• **Prompt**
Drop the pictures from the entries below, then reproduce the rest exactly.

• **Record list**
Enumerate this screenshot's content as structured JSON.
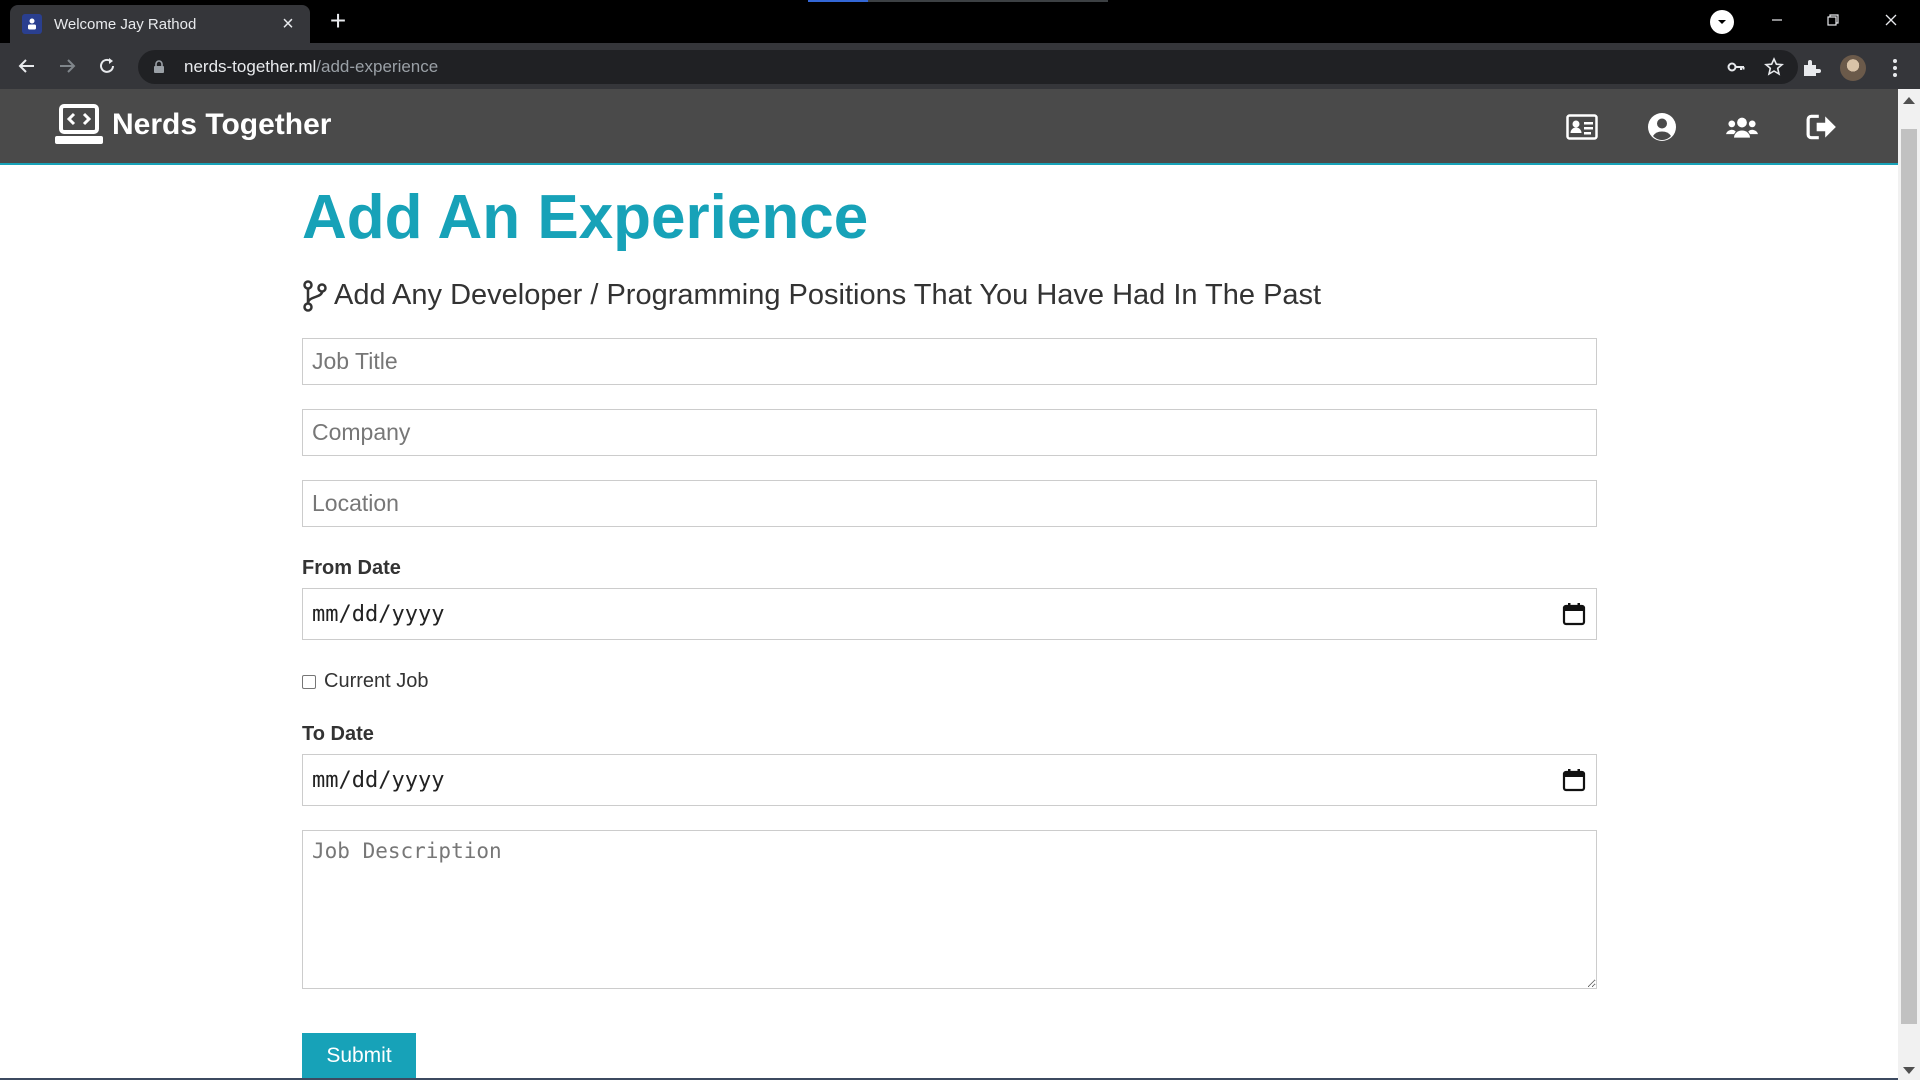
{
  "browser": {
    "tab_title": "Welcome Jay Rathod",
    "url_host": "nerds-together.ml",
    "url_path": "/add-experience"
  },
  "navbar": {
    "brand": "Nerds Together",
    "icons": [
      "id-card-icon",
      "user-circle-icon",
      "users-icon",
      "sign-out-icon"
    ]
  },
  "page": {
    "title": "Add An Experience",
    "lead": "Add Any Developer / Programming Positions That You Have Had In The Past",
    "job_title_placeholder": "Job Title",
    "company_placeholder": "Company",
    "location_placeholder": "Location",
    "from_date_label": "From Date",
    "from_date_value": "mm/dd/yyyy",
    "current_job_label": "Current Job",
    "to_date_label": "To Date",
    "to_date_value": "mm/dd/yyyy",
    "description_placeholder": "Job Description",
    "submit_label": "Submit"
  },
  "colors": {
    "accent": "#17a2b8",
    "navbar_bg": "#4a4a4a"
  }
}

• **Expected output**
Enumerate this screenshot's content as structured JSON.
{
  "browser": {
    "tab_title": "Welcome Jay Rathod",
    "url_host": "nerds-together.ml",
    "url_path": "/add-experience"
  },
  "navbar": {
    "brand": "Nerds Together",
    "icons": [
      "id-card-icon",
      "user-circle-icon",
      "users-icon",
      "sign-out-icon"
    ]
  },
  "page": {
    "title": "Add An Experience",
    "lead": "Add Any Developer / Programming Positions That You Have Had In The Past",
    "job_title_placeholder": "Job Title",
    "company_placeholder": "Company",
    "location_placeholder": "Location",
    "from_date_label": "From Date",
    "from_date_value": "mm/dd/yyyy",
    "current_job_label": "Current Job",
    "to_date_label": "To Date",
    "to_date_value": "mm/dd/yyyy",
    "description_placeholder": "Job Description",
    "submit_label": "Submit"
  },
  "colors": {
    "accent": "#17a2b8",
    "navbar_bg": "#4a4a4a"
  }
}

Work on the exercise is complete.